Task instructions: Look through the material below for "further". Copy every line that contains it.

Materials provided:
__________________________________________________

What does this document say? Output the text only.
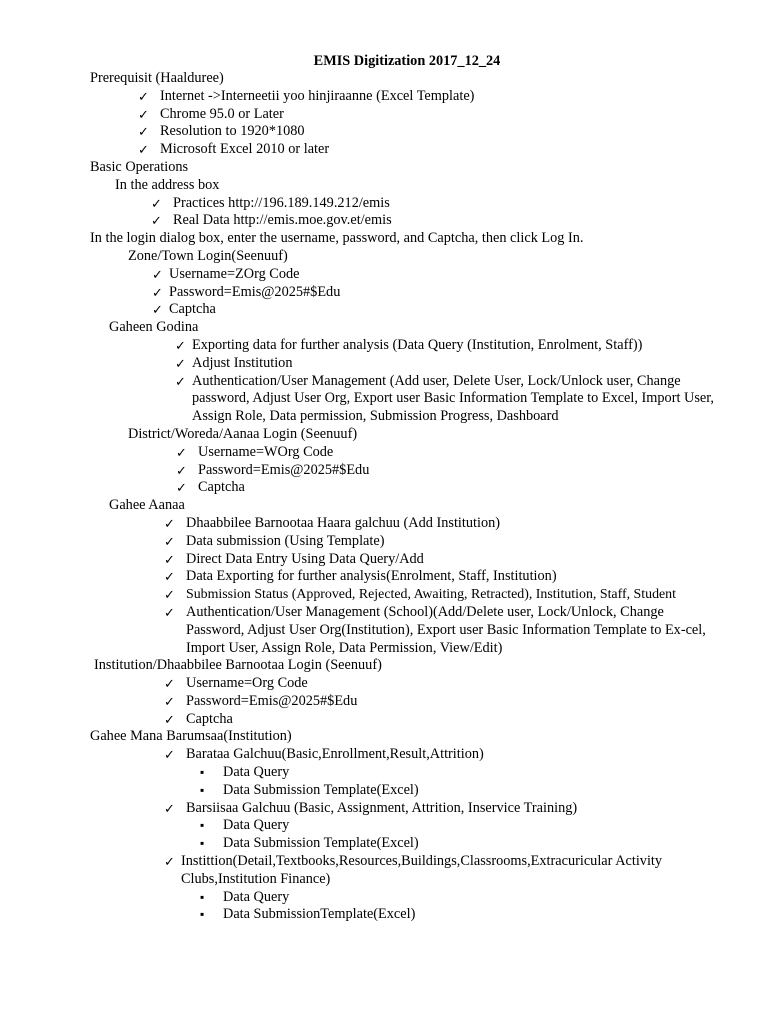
EMIS Digitization 2017_12_24
Prerequisit (Haalduree)
✓ Internet ->Interneetii yoo hinjiraanne (Excel Template)
✓ Chrome 95.0 or Later
✓ Resolution to 1920*1080
✓ Microsoft Excel 2010 or later
Basic Operations
In the address box
✓ Practices http://196.189.149.212/emis
✓ Real Data http://emis.moe.gov.et/emis
In the login dialog box, enter the username, password, and Captcha, then click Log In.
Zone/Town Login(Seenuuf)
✓ Username=ZOrg Code
✓ Password=Emis@2025#$Edu
✓ Captcha
Gaheen Godina
✓ Exporting data for further analysis (Data Query (Institution, Enrolment, Staff))
✓ Adjust Institution
✓ Authentication/User Management (Add user, Delete User, Lock/Unlock user, Change password, Adjust User Org, Export user Basic Information Template to Excel, Import User, Assign Role, Data permission, Submission Progress, Dashboard
District/Woreda/Aanaa Login (Seenuuf)
✓ Username=WOrg Code
✓ Password=Emis@2025#$Edu
✓ Captcha
Gahee Aanaa
✓ Dhaabbilee Barnootaa Haara galchuu (Add Institution)
✓ Data submission (Using Template)
✓ Direct Data Entry Using Data Query/Add
✓ Data Exporting for further analysis(Enrolment, Staff, Institution)
✓ Submission Status (Approved, Rejected, Awaiting, Retracted), Institution, Staff, Student
✓ Authentication/User Management (School)(Add/Delete user, Lock/Unlock, Change Password, Adjust User Org(Institution), Export user Basic Information Template to Ex-cel, Import User, Assign Role, Data Permission, View/Edit)
Institution/Dhaabbilee Barnootaa Login (Seenuuf)
✓ Username=Org Code
✓ Password=Emis@2025#$Edu
✓ Captcha
Gahee Mana Barumsaa(Institution)
✓ Barataa Galchuu(Basic,Enrollment,Result,Attrition)
▪ Data Query
▪ Data Submission Template(Excel)
✓ Barsiisaa Galchuu (Basic, Assignment, Attrition, Inservice Training)
▪ Data Query
▪ Data Submission Template(Excel)
✓ Instittion(Detail,Textbooks,Resources,Buildings,Classrooms,Extracuricular Activity Clubs,Institution Finance)
▪ Data Query
▪ Data SubmissionTemplate(Excel)
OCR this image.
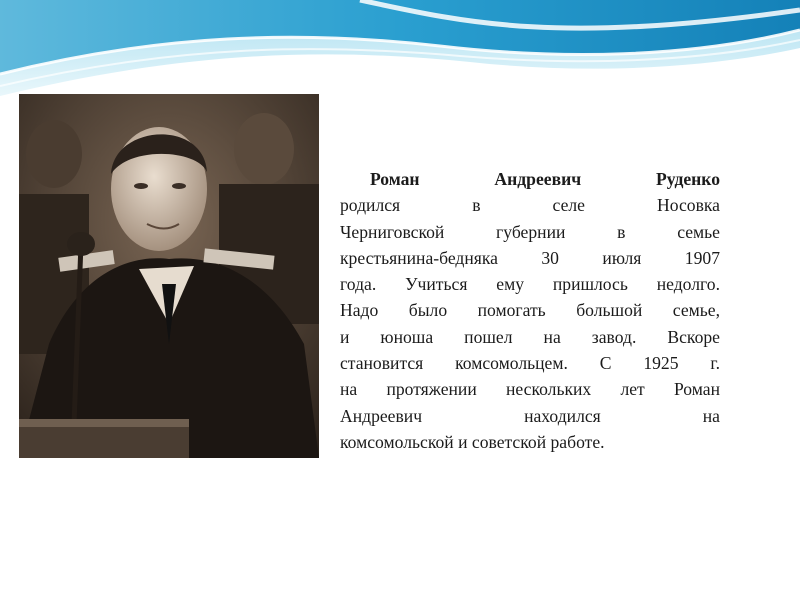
Роман Андреевич Руденко
родился в селе Носовка
Черниговской губернии в семье
крестьянина-бедняка 30 июля 1907
года. Учиться ему пришлось недолго.
Надо было помогать большой семье,
и юноша пошел на завод. Вскоре
становится комсомольцем. С 1925 г.
на протяжении нескольких лет Роман
Андреевич находился на
комсомольской и советской работе.
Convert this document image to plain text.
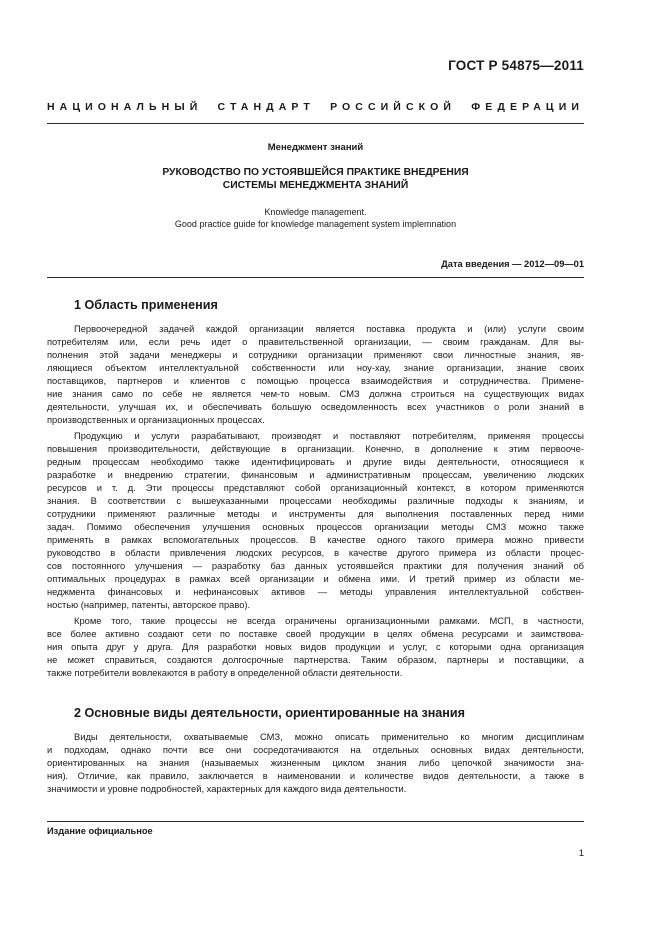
ГОСТ Р 54875—2011
НАЦИОНАЛЬНЫЙ СТАНДАРТ РОССИЙСКОЙ ФЕДЕРАЦИИ
Менеджмент знаний
РУКОВОДСТВО ПО УСТОЯВШЕЙСЯ ПРАКТИКЕ ВНЕДРЕНИЯ
СИСТЕМЫ МЕНЕДЖМЕНТА ЗНАНИЙ
Knowledge management.
Good practice guide for knowledge management system implemnation
Дата введения — 2012—09—01
1 Область применения
Первоочередной задачей каждой организации является поставка продукта и (или) услуги своим
потребителям или, если речь идет о правительственной организации, — своим гражданам. Для вы-
полнения этой задачи менеджеры и сотрудники организации применяют свои личностные знания, яв-
ляющиеся объектом интеллектуальной собственности или ноу-хау, знание организации, знание своих
поставщиков, партнеров и клиентов с помощью процесса взаимодействия и сотрудничества. Примене-
ние знания само по себе не является чем-то новым. СМЗ должна строиться на существующих видах
деятельности, улучшая их, и обеспечивать большую осведомленность всех участников о роли знаний в
производственных и организационных процессах.
Продукцию и услуги разрабатывают, производят и поставляют потребителям, применяя процессы
повышения производительности, действующие в организации. Конечно, в дополнение к этим первооче-
редным процессам необходимо также идентифицировать и другие виды деятельности, относящиеся к
разработке и внедрению стратегии, финансовым и административным процессам, увеличению людских
ресурсов и т. д. Эти процессы представляют собой организационный контекст, в котором применяются
знания. В соответствии с вышеуказанными процессами необходимы различные подходы к знаниям, и
сотрудники применяют различные методы и инструменты для выполнения поставленных перед ними
задач. Помимо обеспечения улучшения основных процессов организации методы СМЗ можно также
применять в рамках вспомогательных процессов. В качестве одного такого примера можно привести
руководство в области привлечения людских ресурсов, в качестве другого примера из области процес-
сов постоянного улучшения — разработку баз данных устоявшейся практики для получения знаний об
оптимальных процедурах в рамках всей организации и обмена ими. И третий пример из области ме-
неджмента финансовых и нефинансовых активов — методы управления интеллектуальной собствен-
ностью (например, патенты, авторское право).
Кроме того, такие процессы не всегда ограничены организационными рамками. МСП, в частности,
все более активно создают сети по поставке своей продукции в целях обмена ресурсами и заимствова-
ния опыта друг у друга. Для разработки новых видов продукции и услуг, с которыми одна организация
не может справиться, создаются долгосрочные партнерства. Таким образом, партнеры и поставщики, а
также потребители вовлекаются в работу в определенной области деятельности.
2 Основные виды деятельности, ориентированные на знания
Виды деятельности, охватываемые СМЗ, можно описать применительно ко многим дисциплинам
и подходам, однако почти все они сосредотачиваются на отдельных основных видах деятельности,
ориентированных на знания (называемых жизненным циклом знания либо цепочкой значимости зна-
ния). Отличие, как правило, заключается в наименовании и количестве видов деятельности, а также в
значимости и уровне подробностей, характерных для каждого вида деятельности.
Издание официальное
1
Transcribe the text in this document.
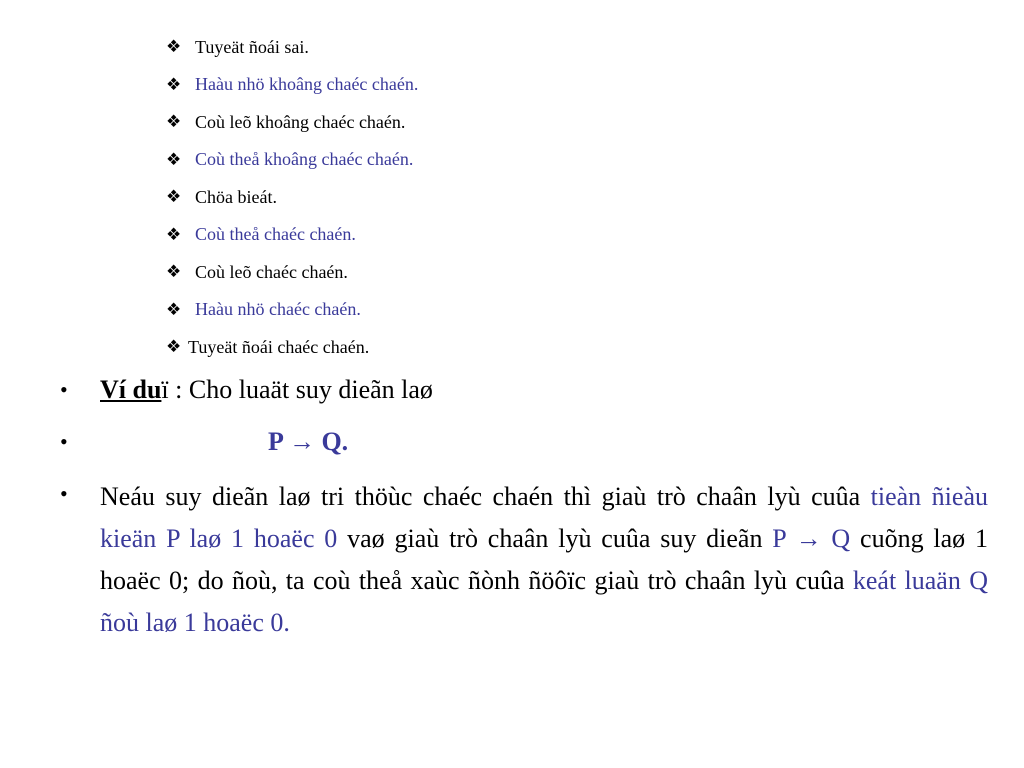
❖ Tuyeät ñoái sai.
❖ Haàu nhö khoâng chaéc chaén.
❖ Coù leõ khoâng chaéc chaén.
❖ Coù theå khoâng chaéc chaén.
❖ Chöa bieát.
❖ Coù theå chaéc chaén.
❖ Coù leõ chaéc chaén.
❖ Haàu nhö chaéc chaén.
❖ Tuyeät ñoái chaéc chaén.
• Ví duï : Cho luaät suy dieãn laø
•	P → Q.
• Neáu suy dieãn laø tri thöùc chaéc chaén thì giaù trò chaân lyù cuûa tieàn ñieàu kieän P laø 1 hoaëc 0 vaø giaù trò chaân lyù cuûa suy dieãn P → Q cuõng laø 1 hoaëc 0; do ñoù, ta coù theå xaùc ñònh ñöôïc giaù trò chaân lyù cuûa keát luaän Q ñoù laø 1 hoaëc 0.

__________________________________________________

Response to this exercise:
✓ Exporting data for further analysis (Data Query (Institution, Enrolment, Staff))
✓ Data Exporting for further analysis(Enrolment, Staff, Institution)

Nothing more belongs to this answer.